Dataset rows:
__________________________________________________
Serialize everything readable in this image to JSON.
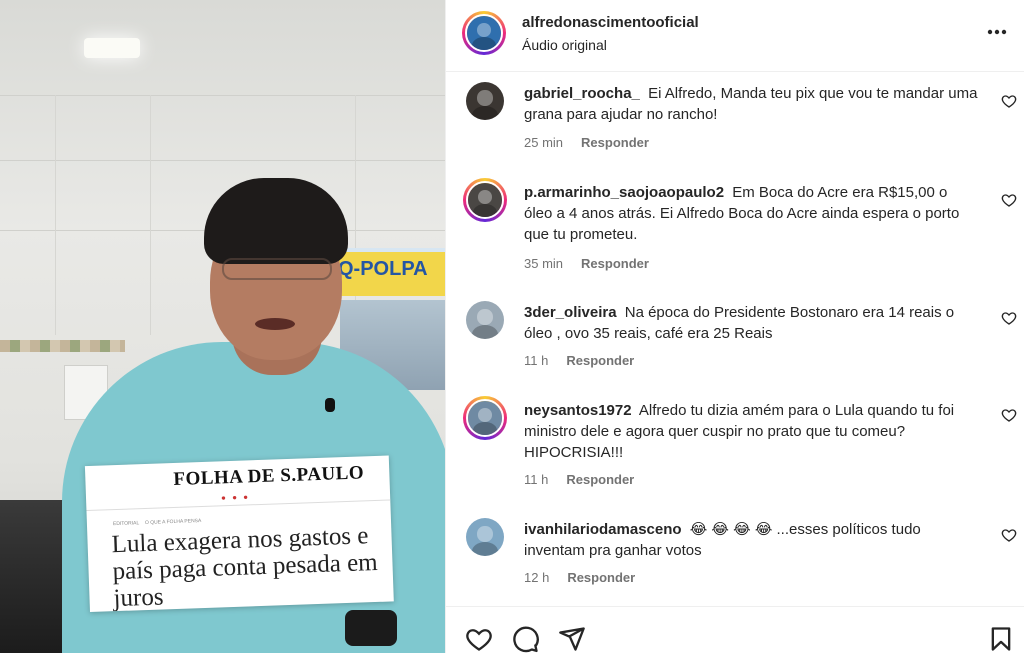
{
  "media": {
    "store_sign": "Q-POLPA",
    "clipping": {
      "masthead": "FOLHA DE S.PAULO",
      "dots": "● ● ●",
      "section": "EDITORIAL",
      "kicker": "O QUE A FOLHA PENSA",
      "headline": "Lula exagera nos gastos e país paga conta pesada em juros"
    }
  },
  "header": {
    "username": "alfredonascimentooficial",
    "subtitle": "Áudio original",
    "more_icon": "more-horizontal-icon"
  },
  "comments": [
    {
      "username": "gabriel_roocha_",
      "text": "Ei Alfredo, Manda teu pix que vou te mandar uma grana para ajudar no rancho!",
      "time": "25 min",
      "reply": "Responder",
      "story_ring": false,
      "avatar_color": "#3b3632"
    },
    {
      "username": "p.armarinho_saojoaopaulo2",
      "text": "Em Boca do Acre era R$15,00 o óleo a 4 anos atrás. Ei Alfredo Boca do Acre ainda espera o porto que tu prometeu.",
      "time": "35 min",
      "reply": "Responder",
      "story_ring": true,
      "avatar_color": "#4a4744"
    },
    {
      "username": "3der_oliveira",
      "text": "Na época do Presidente Bostonaro era 14 reais o óleo , ovo 35 reais, café era 25 Reais",
      "time": "11 h",
      "reply": "Responder",
      "story_ring": false,
      "avatar_color": "#9aa9b5"
    },
    {
      "username": "neysantos1972",
      "text": "Alfredo tu dizia amém para o Lula quando tu foi ministro dele e agora quer cuspir no prato que tu comeu? HIPOCRISIA!!!",
      "time": "11 h",
      "reply": "Responder",
      "story_ring": true,
      "avatar_color": "#6f8aa3"
    },
    {
      "username": "ivanhilariodamasceno",
      "text": "😂 😂 😂 😂 ...esses políticos tudo inventam pra ganhar votos",
      "time": "12 h",
      "reply": "Responder",
      "story_ring": false,
      "avatar_color": "#7fa7c4"
    }
  ],
  "footer": {
    "icons": [
      "heart-icon",
      "comment-icon",
      "share-icon",
      "bookmark-icon"
    ]
  },
  "colors": {
    "text": "#262626",
    "muted": "#737373",
    "divider": "#efefef",
    "shirt": "#7fc8cf"
  }
}
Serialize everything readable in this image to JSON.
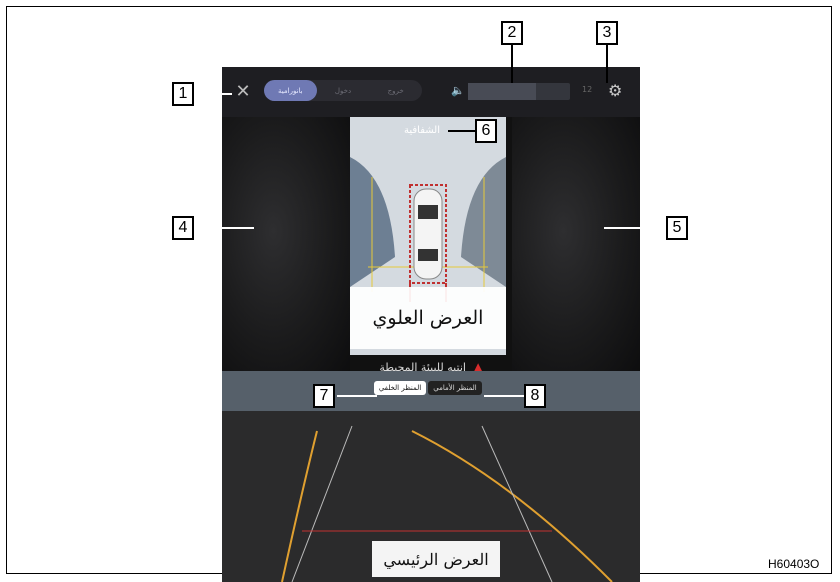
__________________________________________________
Requirements
Give the entries again word for word, but skip the pictures.

Solution
Serialize everything readable in this image to JSON.
{
  "media": {
    "store_sign": "Q-POLPA",
    "clipping": {
      "masthead": "FOLHA DE S.PAULO",
      "dots": "● ● ●",
      "section": "EDITORIAL",
      "kicker": "O QUE A FOLHA PENSA",
      "headline": "Lula exagera nos gastos e país paga conta pesada em juros"
    }
  },
  "header": {
    "username": "alfredonascimentooficial",
    "subtitle": "Áudio original",
    "more_icon": "more-horizontal-icon"
  },
  "comments": [
    {
      "username": "gabriel_roocha_",
      "text": "Ei Alfredo, Manda teu pix que vou te mandar uma grana para ajudar no rancho!",
      "time": "25 min",
      "reply": "Responder",
      "story_ring": false,
      "avatar_color": "#3b3632"
    },
    {
      "username": "p.armarinho_saojoaopaulo2",
      "text": "Em Boca do Acre era R$15,00 o óleo a 4 anos atrás. Ei Alfredo Boca do Acre ainda espera o porto que tu prometeu.",
      "time": "35 min",
      "reply": "Responder",
      "story_ring": true,
      "avatar_color": "#4a4744"
    },
    {
      "username": "3der_oliveira",
      "text": "Na época do Presidente Bostonaro era 14 reais o óleo , ovo 35 reais, café era 25 Reais",
      "time": "11 h",
      "reply": "Responder",
      "story_ring": false,
      "avatar_color": "#9aa9b5"
    },
    {
      "username": "neysantos1972",
      "text": "Alfredo tu dizia amém para o Lula quando tu foi ministro dele e agora quer cuspir no prato que tu comeu? HIPOCRISIA!!!",
      "time": "11 h",
      "reply": "Responder",
      "story_ring": true,
      "avatar_color": "#6f8aa3"
    },
    {
      "username": "ivanhilariodamasceno",
      "text": "😂 😂 😂 😂 ...esses políticos tudo inventam pra ganhar votos",
      "time": "12 h",
      "reply": "Responder",
      "story_ring": false,
      "avatar_color": "#7fa7c4"
    }
  ],
  "footer": {
    "icons": [
      "heart-icon",
      "comment-icon",
      "share-icon",
      "bookmark-icon"
    ]
  },
  "colors": {
    "text": "#262626",
    "muted": "#737373",
    "divider": "#efefef",
    "shirt": "#7fc8cf"
  }
}
Serialize everything readable in this image to JSON.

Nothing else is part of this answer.